> [REQUEST]: Look through the data below. Collect every line where the word "this" occurs.

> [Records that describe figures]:

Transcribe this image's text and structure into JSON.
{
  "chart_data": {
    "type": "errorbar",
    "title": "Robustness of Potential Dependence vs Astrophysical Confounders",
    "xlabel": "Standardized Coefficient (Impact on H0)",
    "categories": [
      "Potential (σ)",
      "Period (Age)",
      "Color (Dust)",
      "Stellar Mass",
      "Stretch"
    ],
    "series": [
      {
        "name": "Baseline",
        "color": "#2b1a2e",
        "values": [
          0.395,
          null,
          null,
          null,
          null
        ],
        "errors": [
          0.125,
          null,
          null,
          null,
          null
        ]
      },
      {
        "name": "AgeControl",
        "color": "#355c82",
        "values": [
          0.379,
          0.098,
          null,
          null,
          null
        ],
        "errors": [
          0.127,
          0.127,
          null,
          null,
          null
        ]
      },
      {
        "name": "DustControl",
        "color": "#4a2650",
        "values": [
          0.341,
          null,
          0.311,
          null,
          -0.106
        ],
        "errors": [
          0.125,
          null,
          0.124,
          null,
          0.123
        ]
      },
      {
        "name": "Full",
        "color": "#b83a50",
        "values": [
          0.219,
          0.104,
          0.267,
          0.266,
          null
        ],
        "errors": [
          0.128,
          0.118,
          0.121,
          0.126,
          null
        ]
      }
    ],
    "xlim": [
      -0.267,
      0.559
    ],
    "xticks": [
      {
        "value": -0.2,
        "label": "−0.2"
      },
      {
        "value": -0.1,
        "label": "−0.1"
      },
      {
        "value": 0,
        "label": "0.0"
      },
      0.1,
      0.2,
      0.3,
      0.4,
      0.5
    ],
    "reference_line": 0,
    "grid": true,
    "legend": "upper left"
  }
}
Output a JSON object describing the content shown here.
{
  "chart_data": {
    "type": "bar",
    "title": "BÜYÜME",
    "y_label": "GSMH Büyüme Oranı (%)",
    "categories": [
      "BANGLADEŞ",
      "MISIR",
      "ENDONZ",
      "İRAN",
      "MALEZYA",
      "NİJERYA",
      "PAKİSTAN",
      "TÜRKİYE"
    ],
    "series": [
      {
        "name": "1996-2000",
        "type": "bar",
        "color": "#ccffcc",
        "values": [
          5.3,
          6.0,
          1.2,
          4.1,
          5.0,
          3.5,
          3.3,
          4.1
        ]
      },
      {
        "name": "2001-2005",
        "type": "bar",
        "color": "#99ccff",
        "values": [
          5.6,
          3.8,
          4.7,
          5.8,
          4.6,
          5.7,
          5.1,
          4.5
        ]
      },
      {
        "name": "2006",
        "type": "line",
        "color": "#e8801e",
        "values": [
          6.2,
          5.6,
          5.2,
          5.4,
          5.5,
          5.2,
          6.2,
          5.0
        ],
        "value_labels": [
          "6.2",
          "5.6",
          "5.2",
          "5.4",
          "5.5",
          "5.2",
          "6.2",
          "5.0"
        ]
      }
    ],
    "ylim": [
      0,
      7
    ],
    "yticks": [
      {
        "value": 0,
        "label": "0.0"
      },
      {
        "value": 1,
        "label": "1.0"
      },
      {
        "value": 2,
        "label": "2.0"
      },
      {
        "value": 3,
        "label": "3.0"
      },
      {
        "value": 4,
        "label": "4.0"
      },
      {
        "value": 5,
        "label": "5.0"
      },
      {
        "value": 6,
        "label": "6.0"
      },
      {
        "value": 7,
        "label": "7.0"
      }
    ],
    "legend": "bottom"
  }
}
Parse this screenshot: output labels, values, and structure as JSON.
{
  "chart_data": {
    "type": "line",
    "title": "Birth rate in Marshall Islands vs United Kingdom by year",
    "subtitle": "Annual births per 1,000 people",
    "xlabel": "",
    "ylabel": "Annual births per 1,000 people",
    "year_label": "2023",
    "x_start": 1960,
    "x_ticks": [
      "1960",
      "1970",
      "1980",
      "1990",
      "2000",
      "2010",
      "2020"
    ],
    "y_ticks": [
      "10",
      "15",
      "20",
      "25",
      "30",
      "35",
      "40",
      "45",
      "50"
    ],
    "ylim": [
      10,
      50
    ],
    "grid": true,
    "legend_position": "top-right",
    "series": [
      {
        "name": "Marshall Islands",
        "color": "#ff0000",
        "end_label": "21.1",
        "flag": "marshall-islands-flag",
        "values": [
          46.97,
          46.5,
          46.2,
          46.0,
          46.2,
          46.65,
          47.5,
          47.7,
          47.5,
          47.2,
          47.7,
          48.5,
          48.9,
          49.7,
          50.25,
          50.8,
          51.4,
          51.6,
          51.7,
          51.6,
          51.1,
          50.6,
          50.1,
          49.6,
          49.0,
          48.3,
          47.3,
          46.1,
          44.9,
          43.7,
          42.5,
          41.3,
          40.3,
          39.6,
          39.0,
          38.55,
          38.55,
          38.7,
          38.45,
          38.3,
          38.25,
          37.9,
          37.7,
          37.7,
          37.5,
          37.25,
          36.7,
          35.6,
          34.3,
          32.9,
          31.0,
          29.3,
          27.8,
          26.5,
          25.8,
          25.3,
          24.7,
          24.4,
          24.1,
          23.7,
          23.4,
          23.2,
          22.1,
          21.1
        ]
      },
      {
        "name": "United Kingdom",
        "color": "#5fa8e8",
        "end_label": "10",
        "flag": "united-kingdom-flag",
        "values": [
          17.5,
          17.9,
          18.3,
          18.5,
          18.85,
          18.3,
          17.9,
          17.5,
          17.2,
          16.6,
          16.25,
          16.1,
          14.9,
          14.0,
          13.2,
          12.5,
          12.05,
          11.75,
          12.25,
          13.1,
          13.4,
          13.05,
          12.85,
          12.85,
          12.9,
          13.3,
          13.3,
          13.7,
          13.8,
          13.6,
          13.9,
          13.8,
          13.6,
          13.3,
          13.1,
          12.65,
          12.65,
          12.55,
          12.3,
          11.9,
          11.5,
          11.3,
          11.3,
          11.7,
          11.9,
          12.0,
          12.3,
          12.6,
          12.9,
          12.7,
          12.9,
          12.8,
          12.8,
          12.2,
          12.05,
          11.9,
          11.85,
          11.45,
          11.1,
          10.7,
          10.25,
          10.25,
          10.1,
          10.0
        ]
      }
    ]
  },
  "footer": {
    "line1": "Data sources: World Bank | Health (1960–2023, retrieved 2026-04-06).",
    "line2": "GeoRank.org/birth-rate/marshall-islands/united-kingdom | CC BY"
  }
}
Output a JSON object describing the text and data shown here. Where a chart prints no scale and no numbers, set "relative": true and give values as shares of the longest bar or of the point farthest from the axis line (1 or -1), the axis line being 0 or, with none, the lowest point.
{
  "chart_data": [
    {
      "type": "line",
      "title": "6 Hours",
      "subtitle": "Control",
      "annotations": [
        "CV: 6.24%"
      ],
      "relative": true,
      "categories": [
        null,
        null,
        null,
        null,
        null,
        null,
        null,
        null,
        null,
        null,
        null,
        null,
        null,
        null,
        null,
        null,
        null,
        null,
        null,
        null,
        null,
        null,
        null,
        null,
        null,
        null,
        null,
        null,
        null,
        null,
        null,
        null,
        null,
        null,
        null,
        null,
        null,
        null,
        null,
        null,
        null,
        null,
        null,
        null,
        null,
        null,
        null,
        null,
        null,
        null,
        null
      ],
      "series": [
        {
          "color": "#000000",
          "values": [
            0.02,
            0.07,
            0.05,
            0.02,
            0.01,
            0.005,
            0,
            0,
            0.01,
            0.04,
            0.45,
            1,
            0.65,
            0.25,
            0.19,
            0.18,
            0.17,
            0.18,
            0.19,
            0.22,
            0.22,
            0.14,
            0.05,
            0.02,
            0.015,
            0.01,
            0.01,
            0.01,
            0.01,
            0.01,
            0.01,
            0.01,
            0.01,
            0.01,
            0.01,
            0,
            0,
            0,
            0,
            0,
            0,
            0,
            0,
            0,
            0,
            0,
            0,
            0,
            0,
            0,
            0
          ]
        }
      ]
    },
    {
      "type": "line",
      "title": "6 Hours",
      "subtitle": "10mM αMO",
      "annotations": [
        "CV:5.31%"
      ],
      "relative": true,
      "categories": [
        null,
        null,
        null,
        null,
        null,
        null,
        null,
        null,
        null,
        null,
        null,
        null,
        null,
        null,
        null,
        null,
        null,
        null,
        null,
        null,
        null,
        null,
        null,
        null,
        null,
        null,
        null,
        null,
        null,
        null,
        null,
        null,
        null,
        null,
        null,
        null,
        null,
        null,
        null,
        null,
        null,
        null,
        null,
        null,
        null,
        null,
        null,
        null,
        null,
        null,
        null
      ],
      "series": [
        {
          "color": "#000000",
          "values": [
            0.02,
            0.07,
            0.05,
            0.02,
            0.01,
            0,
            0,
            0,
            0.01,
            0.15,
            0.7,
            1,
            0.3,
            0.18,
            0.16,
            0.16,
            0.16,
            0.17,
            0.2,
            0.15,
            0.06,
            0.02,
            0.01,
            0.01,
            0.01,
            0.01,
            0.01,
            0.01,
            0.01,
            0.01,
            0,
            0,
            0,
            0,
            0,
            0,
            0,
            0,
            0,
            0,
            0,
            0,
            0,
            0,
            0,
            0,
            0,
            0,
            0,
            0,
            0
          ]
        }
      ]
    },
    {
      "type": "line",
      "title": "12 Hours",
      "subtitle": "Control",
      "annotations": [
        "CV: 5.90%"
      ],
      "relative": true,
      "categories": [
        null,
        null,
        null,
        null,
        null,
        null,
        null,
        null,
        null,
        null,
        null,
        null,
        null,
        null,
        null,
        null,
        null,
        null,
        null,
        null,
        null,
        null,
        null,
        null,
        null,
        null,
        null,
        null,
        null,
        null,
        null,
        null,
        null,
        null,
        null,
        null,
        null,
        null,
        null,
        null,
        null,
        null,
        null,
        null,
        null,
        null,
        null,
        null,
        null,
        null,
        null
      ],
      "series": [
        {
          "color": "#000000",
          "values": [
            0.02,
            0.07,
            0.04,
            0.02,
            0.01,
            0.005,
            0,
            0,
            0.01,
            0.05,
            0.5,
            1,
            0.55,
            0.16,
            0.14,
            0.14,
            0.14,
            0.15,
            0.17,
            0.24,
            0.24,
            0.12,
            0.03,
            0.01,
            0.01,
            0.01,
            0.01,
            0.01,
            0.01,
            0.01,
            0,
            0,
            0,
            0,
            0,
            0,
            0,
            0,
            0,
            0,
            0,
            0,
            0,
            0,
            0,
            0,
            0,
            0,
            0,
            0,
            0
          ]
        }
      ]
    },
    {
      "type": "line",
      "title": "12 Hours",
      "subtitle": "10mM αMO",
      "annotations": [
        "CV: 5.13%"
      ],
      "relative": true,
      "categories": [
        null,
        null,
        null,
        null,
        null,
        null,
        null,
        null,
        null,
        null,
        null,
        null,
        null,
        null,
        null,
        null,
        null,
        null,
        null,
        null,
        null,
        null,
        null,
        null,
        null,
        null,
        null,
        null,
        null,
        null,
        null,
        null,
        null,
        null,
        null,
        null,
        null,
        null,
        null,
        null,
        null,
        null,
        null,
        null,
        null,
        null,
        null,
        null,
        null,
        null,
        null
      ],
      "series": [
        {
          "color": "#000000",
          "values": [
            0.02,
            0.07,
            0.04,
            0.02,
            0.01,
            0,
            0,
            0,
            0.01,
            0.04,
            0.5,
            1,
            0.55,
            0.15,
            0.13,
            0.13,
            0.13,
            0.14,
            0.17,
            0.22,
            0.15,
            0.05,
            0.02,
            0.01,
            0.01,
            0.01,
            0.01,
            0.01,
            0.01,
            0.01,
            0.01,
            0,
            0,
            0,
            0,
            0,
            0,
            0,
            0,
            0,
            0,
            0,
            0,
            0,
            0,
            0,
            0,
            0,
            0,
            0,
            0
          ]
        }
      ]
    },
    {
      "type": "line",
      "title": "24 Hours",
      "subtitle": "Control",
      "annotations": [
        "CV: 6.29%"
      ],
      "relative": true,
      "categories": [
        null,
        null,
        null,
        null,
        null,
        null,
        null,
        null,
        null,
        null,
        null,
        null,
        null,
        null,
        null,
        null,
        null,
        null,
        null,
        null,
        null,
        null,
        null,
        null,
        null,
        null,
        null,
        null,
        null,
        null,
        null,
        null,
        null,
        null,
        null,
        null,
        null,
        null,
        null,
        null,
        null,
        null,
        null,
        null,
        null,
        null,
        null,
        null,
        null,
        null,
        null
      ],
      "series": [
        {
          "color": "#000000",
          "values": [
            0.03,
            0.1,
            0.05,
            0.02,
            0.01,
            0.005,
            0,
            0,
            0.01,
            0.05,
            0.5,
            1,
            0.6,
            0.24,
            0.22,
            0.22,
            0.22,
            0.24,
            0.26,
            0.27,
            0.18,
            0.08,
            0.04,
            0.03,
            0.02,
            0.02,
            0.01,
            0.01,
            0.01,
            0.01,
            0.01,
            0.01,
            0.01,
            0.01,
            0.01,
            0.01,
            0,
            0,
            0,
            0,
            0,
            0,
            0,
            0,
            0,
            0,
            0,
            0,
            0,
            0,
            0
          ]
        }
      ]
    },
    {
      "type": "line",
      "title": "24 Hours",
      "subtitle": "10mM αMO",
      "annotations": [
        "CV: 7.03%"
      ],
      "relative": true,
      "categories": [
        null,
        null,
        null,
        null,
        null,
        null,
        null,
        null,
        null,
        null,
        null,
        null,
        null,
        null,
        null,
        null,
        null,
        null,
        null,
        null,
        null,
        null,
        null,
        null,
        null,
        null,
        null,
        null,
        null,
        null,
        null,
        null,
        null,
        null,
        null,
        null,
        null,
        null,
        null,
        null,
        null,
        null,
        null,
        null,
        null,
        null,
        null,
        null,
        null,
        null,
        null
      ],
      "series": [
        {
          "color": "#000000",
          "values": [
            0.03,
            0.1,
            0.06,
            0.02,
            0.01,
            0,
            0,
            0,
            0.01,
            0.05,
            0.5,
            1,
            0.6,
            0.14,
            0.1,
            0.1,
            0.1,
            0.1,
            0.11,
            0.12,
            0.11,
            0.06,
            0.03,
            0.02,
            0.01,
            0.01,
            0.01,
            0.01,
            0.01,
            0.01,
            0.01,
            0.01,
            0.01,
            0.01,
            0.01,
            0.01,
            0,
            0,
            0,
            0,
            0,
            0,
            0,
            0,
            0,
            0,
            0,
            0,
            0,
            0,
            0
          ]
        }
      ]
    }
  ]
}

> [WRITTEN SOLUTION]:
Transcribe this image's text and structure into JSON.
Parse this screenshot: output labels, values, and structure as JSON.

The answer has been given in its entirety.